| Given task A |
In the commentary on the healing of the paralysed man, reproduce everything from "When they heard" down to "their own ground.".
| Given task B |
Put this sentence from the commentary on the healing of the paralysed man into Spanish: "It was an essential of the Jewish faith that only God could forgive sins."

| Selected excerpt |
┏━━
Some of the experts in the law were sitting there, and they were debating within themselves, "How can this fellow speak like this? He is insulting God. Who can forgive sins except one person--God?" Jesus immediately knew in his spirit that this debate was going on in their minds, so he said to them, "Why do you debate thus in your minds? Which is easier--to say to the paralysed man, 'Your sins are forgiven,' or to say, 'Get up, and lift your bed, and walk around'? Just to let you see that the Son of Man has authority on earth to forgive sins"--he said to the paralysed man--"I say to you, 'Get up! Lift your bed! And go away home!'" And he raised himself, and immediately he lifted his bed, and went out in front of them all. The result was that they were all astonished, and they kept on praising God. "Never, they kept repeating, "have we seen anything like this."

Jesus, as we have seen, had already attracted the crowds. Because of that he had attracted the notice of the official leaders of the Jews. The Sanhedrin was their supreme court. One of its great functions was. to be the guardian of orthodoxy. For instance, it was the Sanhedrin's duty to deal with any man who was a false prophet. It seems that it had sent out a kind of scouting party to check up on Jesus; and they were there in Capernaum. No doubt they had annexed an honourable place in the front of the crowd and were sitting there critically watching everything that was going on.

When they heard Jesus say to the man that his sins were forgiven it came as a shattering shock. It was an essential of the Jewish faith that only God could forgive sins. For any man to claim to do so was to insult God; that was blasphemy and the penalty for blasphemy was death by stoning (Leviticus 24:16). At the moment they were not ready to launch their attack in public, but it was not difficult for Jesus to see how their minds were working. So he determined to fling down a challenge and to meet them on their own ground.

It was their own firm belief that sin and sickness were indissolubly linked together. A sick man was a man who had sinned. So Jesus asked them: "Whether it is easier to say to this man, 'Your sins are forgiven,' or to say, 'Get up and walk'?" Any charlatan could say, "Your sins are forgiven." There was no possibility of ever demonstrating whether his words were effective or not; such a statement was completely uncheckable. But to say, "Get up and walk" was to say something whose effectiveness would either be proved or disproved there and then. So Jesus said in effect: "You say that I have no right to forgive sins? You hold as a matter of belief that if this man is ill he is a sinner and he cannot be cured till he is forgiven? Very well, then, watch this!" So Jesus spoke the word and the man was cured.
┗━━
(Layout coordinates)
┏━━
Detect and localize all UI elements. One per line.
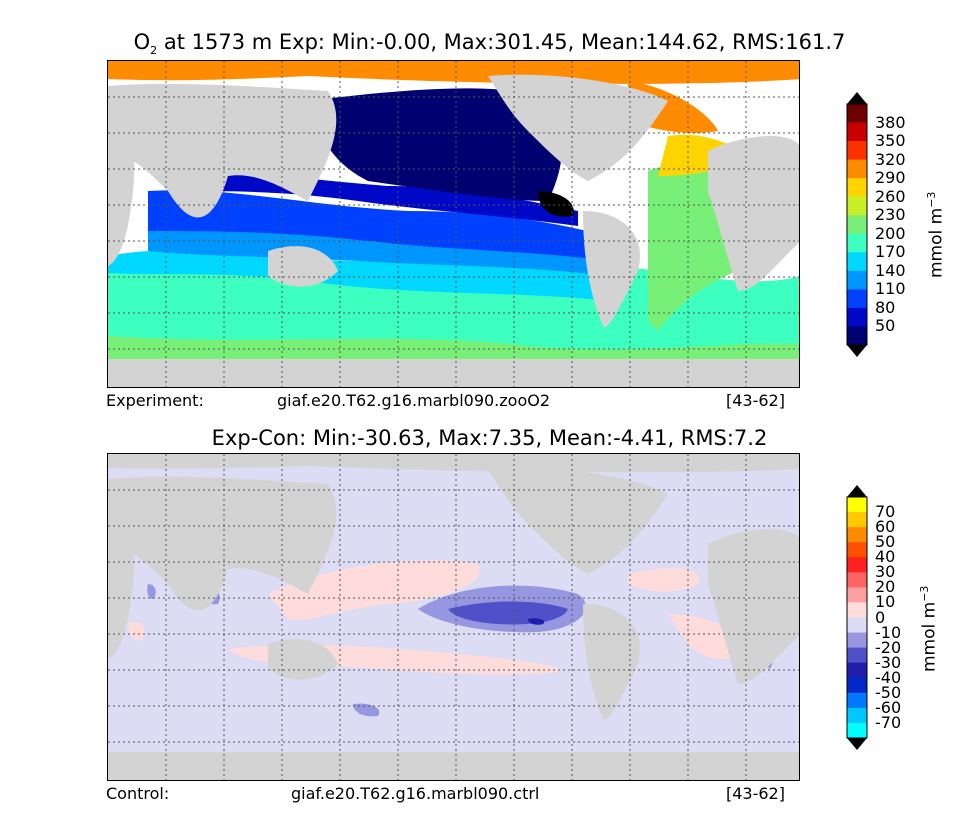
top-colorbar-tick-label: 260 [875, 186, 906, 206]
bottom-difference-map [107, 453, 800, 781]
top-colorbar-under-arrow [847, 345, 867, 357]
top-colorbar-tick-label: 290 [875, 168, 906, 188]
bottom-colorbar-tick-label: 20 [875, 577, 896, 597]
bottom-colorbar-swatch [847, 707, 867, 724]
top-colorbar-swatch [847, 270, 867, 290]
top-caption-years: [43-62] [726, 391, 785, 410]
bottom-colorbar-swatch [847, 677, 867, 694]
bottom-colorbar-swatch [847, 692, 867, 709]
bottom-colorbar-tick-label: -70 [875, 712, 902, 732]
top-colorbar-swatch [847, 159, 867, 179]
top-colorbar-swatch [847, 104, 867, 124]
bottom-colorbar-tick-label: 60 [875, 517, 896, 537]
top-oxygen-map [107, 60, 800, 388]
top-colorbar-unit: mmol m−3 [925, 191, 947, 278]
top-colorbar-swatch [847, 307, 867, 327]
bottom-map-title: Exp-Con: Min:-30.63, Max:7.35, Mean:-4.4… [211, 426, 768, 450]
top-colorbar-swatch [847, 122, 867, 142]
top-colorbar-swatch [847, 196, 867, 216]
bottom-colorbar-tick-label: 10 [875, 592, 896, 612]
bottom-colorbar-tick-label: 30 [875, 562, 896, 582]
top-colorbar-tick-label: 170 [875, 242, 906, 262]
bottom-colorbar-swatch [847, 647, 867, 664]
bottom-colorbar-tick-label: 40 [875, 547, 896, 567]
bottom-colorbar-swatch [847, 542, 867, 558]
bottom-colorbar-tick-label: -60 [875, 697, 902, 717]
bottom-colorbar-tick-label: -40 [875, 667, 902, 687]
bottom-colorbar-swatch [847, 602, 867, 618]
bottom-colorbar [845, 485, 869, 754]
top-colorbar [845, 92, 869, 361]
bottom-colorbar-swatch [847, 662, 867, 679]
top-colorbar-tick-label: 80 [875, 297, 896, 317]
bottom-caption-case: giaf.e20.T62.g16.marbl090.ctrl [291, 784, 540, 803]
top-colorbar-tick-label: 380 [875, 112, 906, 132]
bottom-colorbar-swatch [847, 587, 867, 603]
top-colorbar-tick-label: 50 [875, 316, 896, 336]
top-colorbar-swatch [847, 289, 867, 309]
bottom-colorbar-tick-label: 70 [875, 502, 896, 522]
bottom-colorbar-under-arrow [847, 738, 867, 750]
top-colorbar-swatch [847, 178, 867, 198]
bottom-colorbar-swatch [847, 512, 867, 528]
bottom-caption-label: Control: [106, 784, 170, 803]
bottom-caption-years: [43-62] [726, 784, 785, 803]
bottom-colorbar-unit: mmol m−3 [918, 585, 940, 672]
top-caption-case: giaf.e20.T62.g16.marbl090.zooO2 [277, 391, 551, 410]
bottom-colorbar-swatch [847, 557, 867, 573]
bottom-colorbar-swatch [847, 497, 867, 513]
top-colorbar-swatch [847, 233, 867, 253]
bottom-colorbar-tick-label: 0 [875, 607, 886, 627]
top-colorbar-swatch [847, 326, 867, 346]
top-colorbar-tick-label: 230 [875, 205, 906, 225]
top-colorbar-over-arrow [847, 92, 867, 104]
top-colorbar-tick-label: 140 [875, 260, 906, 280]
bottom-colorbar-tick-label: -50 [875, 682, 902, 702]
bottom-colorbar-tick-label: -10 [875, 622, 902, 642]
bottom-colorbar-tick-label: -20 [875, 637, 902, 657]
top-colorbar-tick-label: 110 [875, 279, 906, 299]
bottom-colorbar-swatch [847, 527, 867, 543]
top-colorbar-tick-label: 200 [875, 223, 906, 243]
bottom-colorbar-over-arrow [847, 485, 867, 497]
top-colorbar-tick-label: 350 [875, 131, 906, 151]
top-colorbar-tick-label: 320 [875, 149, 906, 169]
top-colorbar-swatch [847, 215, 867, 235]
bottom-colorbar-swatch [847, 722, 867, 739]
top-map-title: O2 at 1573 m Exp: Min:-0.00, Max:301.45,… [133, 30, 846, 58]
bottom-colorbar-swatch [847, 572, 867, 588]
top-colorbar-swatch [847, 141, 867, 161]
bottom-colorbar-swatch [847, 632, 867, 649]
top-colorbar-swatch [847, 252, 867, 272]
top-caption-label: Experiment: [106, 391, 204, 410]
bottom-colorbar-tick-label: 50 [875, 532, 896, 552]
bottom-colorbar-swatch [847, 617, 867, 634]
bottom-colorbar-tick-label: -30 [875, 652, 902, 672]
┗━━
| Correct answer A |
When they heard Jesus say to the man that his sins were forgiven it came as a shattering shock. It was an essential of the Jewish faith that only God could forgive sins. For any man to claim to do so was to insult God; that was blasphemy and the penalty for blasphemy was death by stoning (Leviticus 24:16). At the moment they were not ready to launch their attack in public, but it was not difficult for Jesus to see how their minds were working. So he determined to fling down a challenge and to meet them on their own ground.

| Correct answer B |
Era un elemento esencial de la fe judía que solo Dios podía perdonar los pecados.